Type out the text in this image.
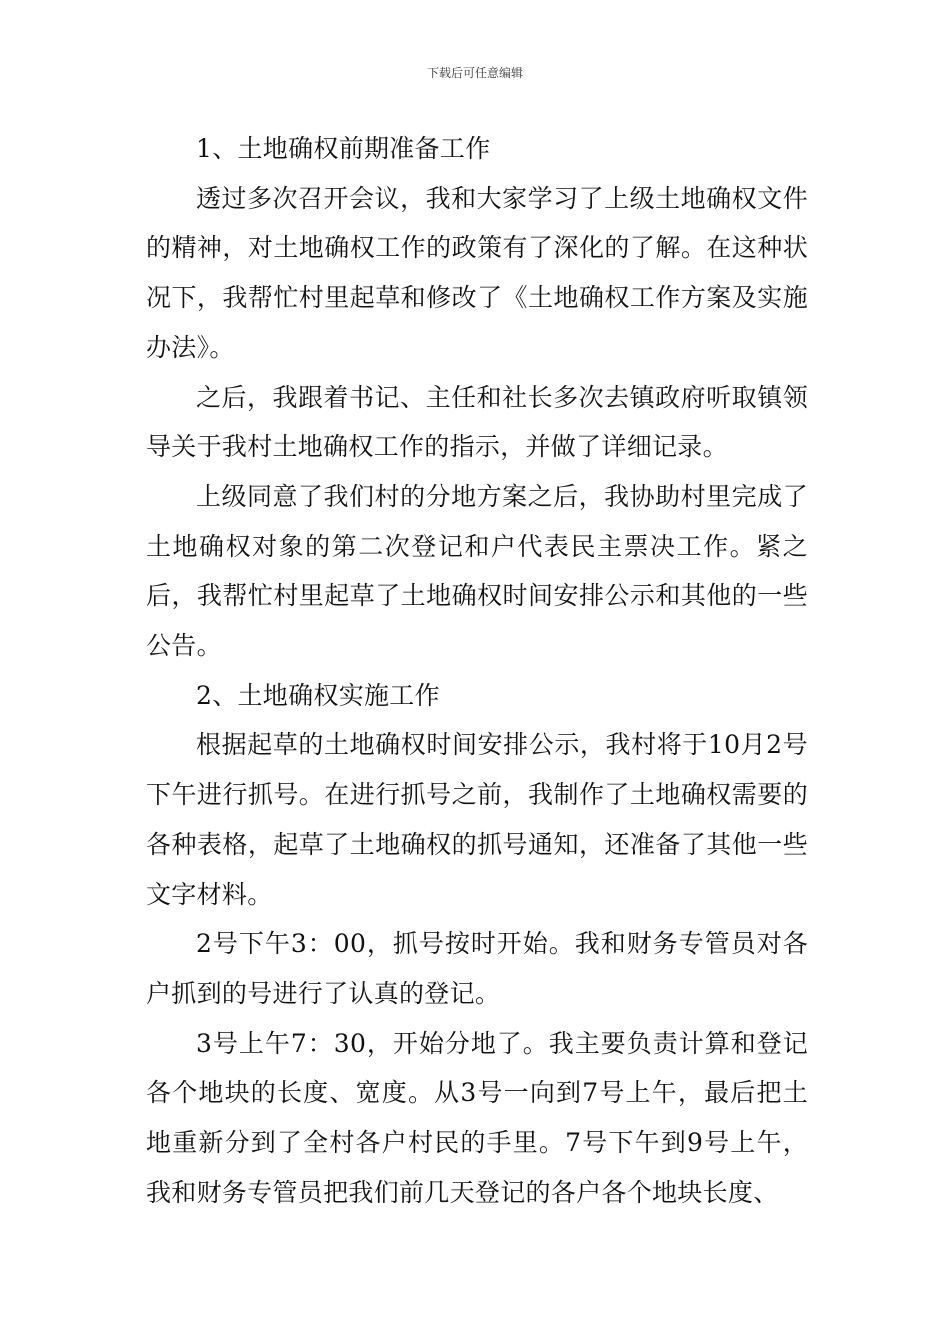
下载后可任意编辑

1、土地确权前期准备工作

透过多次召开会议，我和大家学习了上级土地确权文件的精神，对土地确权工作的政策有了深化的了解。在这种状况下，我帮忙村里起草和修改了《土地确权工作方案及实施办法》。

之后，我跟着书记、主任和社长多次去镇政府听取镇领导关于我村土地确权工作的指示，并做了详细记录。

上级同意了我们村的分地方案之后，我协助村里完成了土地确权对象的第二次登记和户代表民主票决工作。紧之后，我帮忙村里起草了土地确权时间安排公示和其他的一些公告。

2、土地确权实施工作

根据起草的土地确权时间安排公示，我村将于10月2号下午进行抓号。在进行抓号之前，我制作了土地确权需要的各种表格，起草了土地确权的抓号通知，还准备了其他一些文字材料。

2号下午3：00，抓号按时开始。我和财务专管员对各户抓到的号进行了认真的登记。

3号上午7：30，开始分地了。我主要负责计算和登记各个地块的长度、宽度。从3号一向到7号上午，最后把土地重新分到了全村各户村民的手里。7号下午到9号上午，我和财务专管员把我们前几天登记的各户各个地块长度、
...
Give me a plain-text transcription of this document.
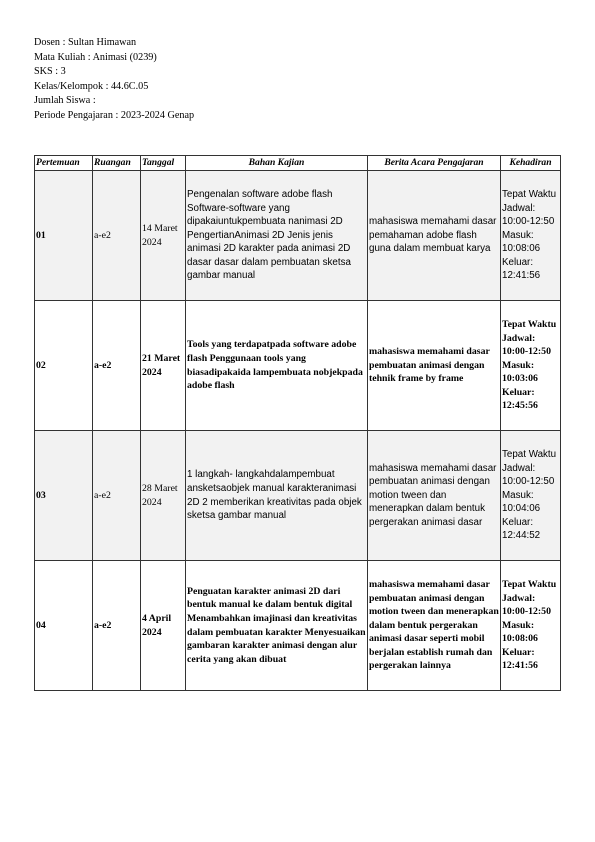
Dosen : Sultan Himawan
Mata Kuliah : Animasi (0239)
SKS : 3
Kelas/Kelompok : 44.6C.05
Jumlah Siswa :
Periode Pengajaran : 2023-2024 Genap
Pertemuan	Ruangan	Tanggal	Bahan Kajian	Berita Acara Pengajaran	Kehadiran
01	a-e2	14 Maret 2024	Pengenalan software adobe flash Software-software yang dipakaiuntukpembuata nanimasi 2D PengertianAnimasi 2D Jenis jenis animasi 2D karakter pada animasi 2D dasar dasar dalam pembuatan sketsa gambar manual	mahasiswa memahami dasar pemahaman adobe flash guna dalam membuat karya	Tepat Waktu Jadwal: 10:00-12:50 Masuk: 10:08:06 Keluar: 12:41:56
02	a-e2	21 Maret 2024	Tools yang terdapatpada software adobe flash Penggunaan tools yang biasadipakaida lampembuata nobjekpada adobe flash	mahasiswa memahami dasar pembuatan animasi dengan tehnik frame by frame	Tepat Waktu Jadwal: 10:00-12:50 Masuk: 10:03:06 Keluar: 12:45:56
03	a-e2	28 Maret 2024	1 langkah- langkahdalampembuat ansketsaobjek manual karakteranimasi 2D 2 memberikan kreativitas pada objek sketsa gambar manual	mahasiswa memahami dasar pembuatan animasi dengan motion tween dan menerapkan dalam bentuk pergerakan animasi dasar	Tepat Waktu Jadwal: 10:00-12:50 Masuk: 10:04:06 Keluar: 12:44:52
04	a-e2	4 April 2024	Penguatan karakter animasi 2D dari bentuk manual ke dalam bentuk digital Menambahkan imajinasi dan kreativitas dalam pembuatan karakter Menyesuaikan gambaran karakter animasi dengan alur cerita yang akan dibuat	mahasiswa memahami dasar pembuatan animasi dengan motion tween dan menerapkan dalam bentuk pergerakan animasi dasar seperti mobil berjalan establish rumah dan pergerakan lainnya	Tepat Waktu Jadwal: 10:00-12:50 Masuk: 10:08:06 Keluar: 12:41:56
---
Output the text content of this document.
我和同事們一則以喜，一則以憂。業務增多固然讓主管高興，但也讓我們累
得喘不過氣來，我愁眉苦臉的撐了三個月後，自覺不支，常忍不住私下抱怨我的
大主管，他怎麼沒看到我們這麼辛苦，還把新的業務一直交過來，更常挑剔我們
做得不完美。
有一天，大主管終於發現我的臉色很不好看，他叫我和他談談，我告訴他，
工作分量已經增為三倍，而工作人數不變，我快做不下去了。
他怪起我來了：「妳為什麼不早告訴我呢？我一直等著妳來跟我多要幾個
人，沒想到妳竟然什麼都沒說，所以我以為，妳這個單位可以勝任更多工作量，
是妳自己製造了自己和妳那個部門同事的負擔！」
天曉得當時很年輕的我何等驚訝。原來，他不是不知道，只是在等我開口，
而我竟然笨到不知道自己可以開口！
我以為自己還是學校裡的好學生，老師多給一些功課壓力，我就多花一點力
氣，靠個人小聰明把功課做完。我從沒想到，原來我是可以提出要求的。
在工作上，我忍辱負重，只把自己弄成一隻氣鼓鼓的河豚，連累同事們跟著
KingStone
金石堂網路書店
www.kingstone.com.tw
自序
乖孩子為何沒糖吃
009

Set task
Collect each line above holding the string "flash".

Task output
01	a-e2	14 Maret 2024	Pengenalan software adobe flash Software-software yang dipakaiuntukpembuata nanimasi 2D PengertianAnimasi 2D Jenis jenis animasi 2D karakter pada animasi 2D dasar dasar dalam pembuatan sketsa gambar manual	mahasiswa memahami dasar pemahaman adobe flash guna dalam membuat karya	Tepat Waktu Jadwal: 10:00-12:50 Masuk: 10:08:06 Keluar: 12:41:56
02	a-e2	21 Maret 2024	Tools yang terdapatpada software adobe flash Penggunaan tools yang biasadipakaida lampembuata nobjekpada adobe flash	mahasiswa memahami dasar pembuatan animasi dengan tehnik frame by frame	Tepat Waktu Jadwal: 10:00-12:50 Masuk: 10:03:06 Keluar: 12:45:56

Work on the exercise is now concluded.